SHORT TASK
Repeat every line of the listing below exactly, minus the pictures.

GIVEN DATA
——
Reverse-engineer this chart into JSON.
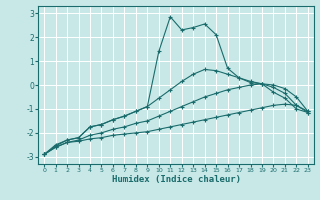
{
  "xlabel": "Humidex (Indice chaleur)",
  "bg_color": "#c8e8e8",
  "grid_color": "#b0d8d8",
  "line_color": "#1a6b6b",
  "xlim": [
    -0.5,
    23.5
  ],
  "ylim": [
    -3.3,
    3.3
  ],
  "yticks": [
    -3,
    -2,
    -1,
    0,
    1,
    2,
    3
  ],
  "xticks": [
    0,
    1,
    2,
    3,
    4,
    5,
    6,
    7,
    8,
    9,
    10,
    11,
    12,
    13,
    14,
    15,
    16,
    17,
    18,
    19,
    20,
    21,
    22,
    23
  ],
  "series": [
    {
      "x": [
        0,
        1,
        2,
        3,
        4,
        5,
        6,
        7,
        8,
        9,
        10,
        11,
        12,
        13,
        14,
        15,
        16,
        17,
        18,
        19,
        20,
        21,
        22,
        23
      ],
      "y": [
        -2.9,
        -2.6,
        -2.4,
        -2.35,
        -2.25,
        -2.2,
        -2.1,
        -2.05,
        -2.0,
        -1.95,
        -1.85,
        -1.75,
        -1.65,
        -1.55,
        -1.45,
        -1.35,
        -1.25,
        -1.15,
        -1.05,
        -0.95,
        -0.85,
        -0.8,
        -0.85,
        -1.15
      ],
      "marker": true
    },
    {
      "x": [
        0,
        1,
        2,
        3,
        4,
        5,
        6,
        7,
        8,
        9,
        10,
        11,
        12,
        13,
        14,
        15,
        16,
        17,
        18,
        19,
        20,
        21,
        22,
        23
      ],
      "y": [
        -2.9,
        -2.6,
        -2.4,
        -2.3,
        -2.1,
        -2.0,
        -1.85,
        -1.75,
        -1.6,
        -1.5,
        -1.3,
        -1.1,
        -0.9,
        -0.7,
        -0.5,
        -0.35,
        -0.2,
        -0.1,
        0.0,
        0.05,
        0.0,
        -0.15,
        -0.5,
        -1.1
      ],
      "marker": true
    },
    {
      "x": [
        0,
        1,
        2,
        3,
        4,
        5,
        6,
        7,
        8,
        9,
        10,
        11,
        12,
        13,
        14,
        15,
        16,
        17,
        18,
        19,
        20,
        21,
        22,
        23
      ],
      "y": [
        -2.9,
        -2.55,
        -2.3,
        -2.2,
        -1.75,
        -1.65,
        -1.45,
        -1.3,
        -1.1,
        -0.9,
        -0.55,
        -0.2,
        0.15,
        0.45,
        0.65,
        0.6,
        0.45,
        0.3,
        0.15,
        0.05,
        -0.1,
        -0.35,
        -0.85,
        -1.1
      ],
      "marker": true
    },
    {
      "x": [
        0,
        1,
        2,
        3,
        4,
        5,
        6,
        7,
        8,
        9,
        10,
        11,
        12,
        13,
        14,
        15,
        16,
        17,
        18,
        19,
        20,
        21,
        22,
        23
      ],
      "y": [
        -2.9,
        -2.5,
        -2.3,
        -2.2,
        -1.75,
        -1.65,
        -1.45,
        -1.3,
        -1.1,
        -0.9,
        1.4,
        2.85,
        2.3,
        2.4,
        2.55,
        2.1,
        0.7,
        0.3,
        0.1,
        0.05,
        -0.3,
        -0.55,
        -1.0,
        -1.15
      ],
      "marker": true
    }
  ]
}
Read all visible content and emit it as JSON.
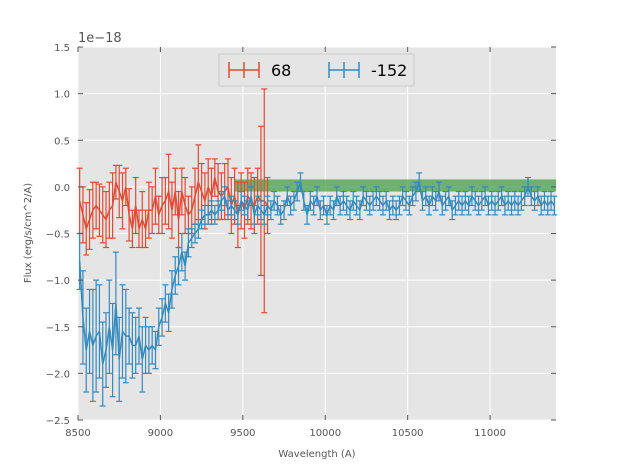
——
RESPONSE
Reverse-engineer this chart into JSON.
{
  "xlabel": "Humidex (Indice chaleur)",
  "bg_color": "#c8e8e8",
  "grid_color": "#b0d8d8",
  "line_color": "#1a6b6b",
  "xlim": [
    -0.5,
    23.5
  ],
  "ylim": [
    -3.3,
    3.3
  ],
  "yticks": [
    -3,
    -2,
    -1,
    0,
    1,
    2,
    3
  ],
  "xticks": [
    0,
    1,
    2,
    3,
    4,
    5,
    6,
    7,
    8,
    9,
    10,
    11,
    12,
    13,
    14,
    15,
    16,
    17,
    18,
    19,
    20,
    21,
    22,
    23
  ],
  "series": [
    {
      "x": [
        0,
        1,
        2,
        3,
        4,
        5,
        6,
        7,
        8,
        9,
        10,
        11,
        12,
        13,
        14,
        15,
        16,
        17,
        18,
        19,
        20,
        21,
        22,
        23
      ],
      "y": [
        -2.9,
        -2.6,
        -2.4,
        -2.35,
        -2.25,
        -2.2,
        -2.1,
        -2.05,
        -2.0,
        -1.95,
        -1.85,
        -1.75,
        -1.65,
        -1.55,
        -1.45,
        -1.35,
        -1.25,
        -1.15,
        -1.05,
        -0.95,
        -0.85,
        -0.8,
        -0.85,
        -1.15
      ],
      "marker": true
    },
    {
      "x": [
        0,
        1,
        2,
        3,
        4,
        5,
        6,
        7,
        8,
        9,
        10,
        11,
        12,
        13,
        14,
        15,
        16,
        17,
        18,
        19,
        20,
        21,
        22,
        23
      ],
      "y": [
        -2.9,
        -2.6,
        -2.4,
        -2.3,
        -2.1,
        -2.0,
        -1.85,
        -1.75,
        -1.6,
        -1.5,
        -1.3,
        -1.1,
        -0.9,
        -0.7,
        -0.5,
        -0.35,
        -0.2,
        -0.1,
        0.0,
        0.05,
        0.0,
        -0.15,
        -0.5,
        -1.1
      ],
      "marker": true
    },
    {
      "x": [
        0,
        1,
        2,
        3,
        4,
        5,
        6,
        7,
        8,
        9,
        10,
        11,
        12,
        13,
        14,
        15,
        16,
        17,
        18,
        19,
        20,
        21,
        22,
        23
      ],
      "y": [
        -2.9,
        -2.55,
        -2.3,
        -2.2,
        -1.75,
        -1.65,
        -1.45,
        -1.3,
        -1.1,
        -0.9,
        -0.55,
        -0.2,
        0.15,
        0.45,
        0.65,
        0.6,
        0.45,
        0.3,
        0.15,
        0.05,
        -0.1,
        -0.35,
        -0.85,
        -1.1
      ],
      "marker": true
    },
    {
      "x": [
        0,
        1,
        2,
        3,
        4,
        5,
        6,
        7,
        8,
        9,
        10,
        11,
        12,
        13,
        14,
        15,
        16,
        17,
        18,
        19,
        20,
        21,
        22,
        23
      ],
      "y": [
        -2.9,
        -2.5,
        -2.3,
        -2.2,
        -1.75,
        -1.65,
        -1.45,
        -1.3,
        -1.1,
        -0.9,
        1.4,
        2.85,
        2.3,
        2.4,
        2.55,
        2.1,
        0.7,
        0.3,
        0.1,
        0.05,
        -0.3,
        -0.55,
        -1.0,
        -1.15
      ],
      "marker": true
    }
  ]
}
Read all visible content and emit it as JSON.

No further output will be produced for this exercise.